**WRITTEN REQUEST**
Which lines contain the word "this"? Return each of them as written.

**RAW DATA**
-- -- --
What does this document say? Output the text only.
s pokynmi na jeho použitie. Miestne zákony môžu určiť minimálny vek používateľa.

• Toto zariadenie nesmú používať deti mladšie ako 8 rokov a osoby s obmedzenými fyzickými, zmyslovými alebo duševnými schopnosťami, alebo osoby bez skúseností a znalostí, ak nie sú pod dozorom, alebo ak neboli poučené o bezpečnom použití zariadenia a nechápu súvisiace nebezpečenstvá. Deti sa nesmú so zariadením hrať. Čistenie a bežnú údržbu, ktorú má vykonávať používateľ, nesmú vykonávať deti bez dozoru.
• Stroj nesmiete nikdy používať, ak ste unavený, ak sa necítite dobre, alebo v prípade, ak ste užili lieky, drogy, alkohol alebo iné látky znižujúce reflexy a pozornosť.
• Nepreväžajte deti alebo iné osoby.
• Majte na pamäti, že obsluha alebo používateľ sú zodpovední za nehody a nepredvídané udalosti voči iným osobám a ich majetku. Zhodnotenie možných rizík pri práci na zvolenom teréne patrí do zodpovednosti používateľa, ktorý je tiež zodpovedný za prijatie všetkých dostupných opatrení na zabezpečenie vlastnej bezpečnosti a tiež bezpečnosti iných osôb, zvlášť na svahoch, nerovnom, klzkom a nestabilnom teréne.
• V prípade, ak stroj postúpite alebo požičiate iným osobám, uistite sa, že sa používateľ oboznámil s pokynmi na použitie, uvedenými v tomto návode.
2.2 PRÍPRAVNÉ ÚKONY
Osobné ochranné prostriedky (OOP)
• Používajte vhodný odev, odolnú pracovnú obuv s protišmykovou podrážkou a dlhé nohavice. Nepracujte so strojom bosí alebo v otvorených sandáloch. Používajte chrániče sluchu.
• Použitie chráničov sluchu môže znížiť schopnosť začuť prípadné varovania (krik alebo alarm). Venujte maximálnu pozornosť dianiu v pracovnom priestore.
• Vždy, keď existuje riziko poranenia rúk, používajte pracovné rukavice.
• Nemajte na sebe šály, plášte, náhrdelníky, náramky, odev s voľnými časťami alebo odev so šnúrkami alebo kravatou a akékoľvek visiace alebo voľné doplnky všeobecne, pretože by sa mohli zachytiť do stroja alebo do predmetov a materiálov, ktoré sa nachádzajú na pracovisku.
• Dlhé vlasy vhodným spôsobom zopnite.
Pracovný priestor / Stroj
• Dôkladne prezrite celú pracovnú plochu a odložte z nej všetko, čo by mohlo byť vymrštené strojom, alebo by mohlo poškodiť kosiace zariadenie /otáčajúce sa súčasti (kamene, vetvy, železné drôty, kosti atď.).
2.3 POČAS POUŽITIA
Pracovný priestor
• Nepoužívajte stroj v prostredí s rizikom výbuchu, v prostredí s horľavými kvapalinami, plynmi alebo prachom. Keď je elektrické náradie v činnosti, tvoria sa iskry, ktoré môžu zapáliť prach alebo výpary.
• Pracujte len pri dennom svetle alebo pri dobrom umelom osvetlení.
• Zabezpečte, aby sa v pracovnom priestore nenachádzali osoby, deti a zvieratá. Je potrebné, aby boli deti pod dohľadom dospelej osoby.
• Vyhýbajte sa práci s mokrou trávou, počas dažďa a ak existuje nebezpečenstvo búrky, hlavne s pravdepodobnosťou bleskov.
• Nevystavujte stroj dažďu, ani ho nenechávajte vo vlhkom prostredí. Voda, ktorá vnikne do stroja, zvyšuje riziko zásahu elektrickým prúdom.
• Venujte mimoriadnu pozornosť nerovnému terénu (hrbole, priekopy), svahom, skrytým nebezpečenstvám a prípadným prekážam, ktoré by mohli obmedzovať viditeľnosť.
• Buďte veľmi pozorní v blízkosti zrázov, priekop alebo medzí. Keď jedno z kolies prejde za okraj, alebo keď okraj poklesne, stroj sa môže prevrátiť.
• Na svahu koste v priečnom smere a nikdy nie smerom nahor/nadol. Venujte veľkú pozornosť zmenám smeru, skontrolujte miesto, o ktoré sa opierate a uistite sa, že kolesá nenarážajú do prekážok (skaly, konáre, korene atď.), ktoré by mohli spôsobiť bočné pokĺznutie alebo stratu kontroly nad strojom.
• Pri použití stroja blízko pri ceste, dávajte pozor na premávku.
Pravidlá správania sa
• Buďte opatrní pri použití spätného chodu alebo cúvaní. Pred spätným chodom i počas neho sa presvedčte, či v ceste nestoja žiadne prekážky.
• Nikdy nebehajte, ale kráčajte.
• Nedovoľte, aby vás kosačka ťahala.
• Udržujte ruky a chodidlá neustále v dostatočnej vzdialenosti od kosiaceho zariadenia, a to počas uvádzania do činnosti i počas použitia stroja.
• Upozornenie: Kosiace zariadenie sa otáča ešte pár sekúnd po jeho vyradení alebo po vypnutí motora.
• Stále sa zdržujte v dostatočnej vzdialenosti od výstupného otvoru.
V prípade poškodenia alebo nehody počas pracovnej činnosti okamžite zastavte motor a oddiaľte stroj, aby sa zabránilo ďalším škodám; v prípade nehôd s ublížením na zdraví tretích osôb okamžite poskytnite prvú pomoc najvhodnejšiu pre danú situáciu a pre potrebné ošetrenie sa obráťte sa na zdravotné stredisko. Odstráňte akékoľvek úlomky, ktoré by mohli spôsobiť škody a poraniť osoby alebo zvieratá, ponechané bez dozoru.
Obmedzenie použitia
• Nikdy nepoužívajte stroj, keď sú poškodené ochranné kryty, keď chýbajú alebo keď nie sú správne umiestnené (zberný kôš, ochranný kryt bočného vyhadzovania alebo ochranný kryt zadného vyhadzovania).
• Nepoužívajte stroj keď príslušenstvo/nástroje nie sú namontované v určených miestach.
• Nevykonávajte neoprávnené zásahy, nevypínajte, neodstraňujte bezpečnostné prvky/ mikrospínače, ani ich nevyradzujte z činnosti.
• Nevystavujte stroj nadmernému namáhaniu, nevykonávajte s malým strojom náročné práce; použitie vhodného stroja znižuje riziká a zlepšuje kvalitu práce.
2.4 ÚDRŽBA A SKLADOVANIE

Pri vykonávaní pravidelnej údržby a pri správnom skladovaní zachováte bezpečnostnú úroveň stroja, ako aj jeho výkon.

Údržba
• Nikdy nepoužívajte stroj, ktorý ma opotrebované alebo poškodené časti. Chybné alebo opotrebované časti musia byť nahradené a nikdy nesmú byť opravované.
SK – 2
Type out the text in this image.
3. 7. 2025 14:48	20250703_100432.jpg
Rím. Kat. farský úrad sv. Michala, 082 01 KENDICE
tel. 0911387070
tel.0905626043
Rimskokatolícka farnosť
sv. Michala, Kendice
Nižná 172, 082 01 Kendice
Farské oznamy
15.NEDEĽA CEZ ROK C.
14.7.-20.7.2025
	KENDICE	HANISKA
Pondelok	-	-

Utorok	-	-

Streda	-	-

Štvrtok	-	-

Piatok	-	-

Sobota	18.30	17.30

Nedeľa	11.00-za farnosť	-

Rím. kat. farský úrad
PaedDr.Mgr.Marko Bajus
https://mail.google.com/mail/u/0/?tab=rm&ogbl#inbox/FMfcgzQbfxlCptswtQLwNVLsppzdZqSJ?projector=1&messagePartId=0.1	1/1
-- -- --
**ANSWER TO THE TASK**
What does this document say? Output the text only.
Type out the text in this image.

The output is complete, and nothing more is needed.